■ Task brief:
Count the lines below that contain the word "name", and report only that number.

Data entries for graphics

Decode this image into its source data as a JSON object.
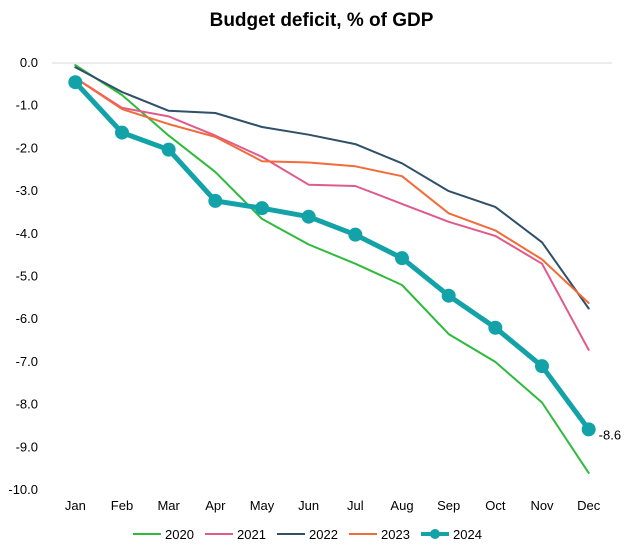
{
  "chart_data": {
    "type": "line",
    "title": "Budget deficit, % of GDP",
    "xlabel": "",
    "ylabel": "",
    "categories": [
      "Jan",
      "Feb",
      "Mar",
      "Apr",
      "May",
      "Jun",
      "Jul",
      "Aug",
      "Sep",
      "Oct",
      "Nov",
      "Dec"
    ],
    "ylim": [
      -10.0,
      0.0
    ],
    "yticks": [
      0.0,
      -1.0,
      -2.0,
      -3.0,
      -4.0,
      -5.0,
      -6.0,
      -7.0,
      -8.0,
      -9.0,
      -10.0
    ],
    "ytick_labels": [
      "0.0",
      "-1.0",
      "-2.0",
      "-3.0",
      "-4.0",
      "-5.0",
      "-6.0",
      "-7.0",
      "-8.0",
      "-9.0",
      "-10.0"
    ],
    "grid": false,
    "legend_position": "bottom",
    "series": [
      {
        "name": "2020",
        "color": "#2dbb3c",
        "highlight": false,
        "values": [
          -0.05,
          -0.75,
          -1.7,
          -2.55,
          -3.65,
          -4.25,
          -4.7,
          -5.2,
          -6.35,
          -7.0,
          -7.95,
          -9.6
        ]
      },
      {
        "name": "2021",
        "color": "#e05a8c",
        "highlight": false,
        "values": [
          -0.35,
          -1.05,
          -1.25,
          -1.7,
          -2.2,
          -2.85,
          -2.88,
          -3.3,
          -3.72,
          -4.05,
          -4.7,
          -6.72
        ]
      },
      {
        "name": "2022",
        "color": "#2e5068",
        "highlight": false,
        "values": [
          -0.1,
          -0.68,
          -1.12,
          -1.17,
          -1.5,
          -1.68,
          -1.9,
          -2.35,
          -3.0,
          -3.37,
          -4.2,
          -5.75
        ]
      },
      {
        "name": "2023",
        "color": "#f26b3a",
        "highlight": false,
        "values": [
          -0.35,
          -1.08,
          -1.43,
          -1.73,
          -2.3,
          -2.33,
          -2.42,
          -2.65,
          -3.52,
          -3.92,
          -4.6,
          -5.62
        ]
      },
      {
        "name": "2024",
        "color": "#12a2a8",
        "highlight": true,
        "values": [
          -0.45,
          -1.63,
          -2.03,
          -3.23,
          -3.4,
          -3.6,
          -4.02,
          -4.57,
          -5.45,
          -6.2,
          -7.1,
          -8.58
        ],
        "end_label": "-8.6"
      }
    ]
  }
}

■ Worked solution:
5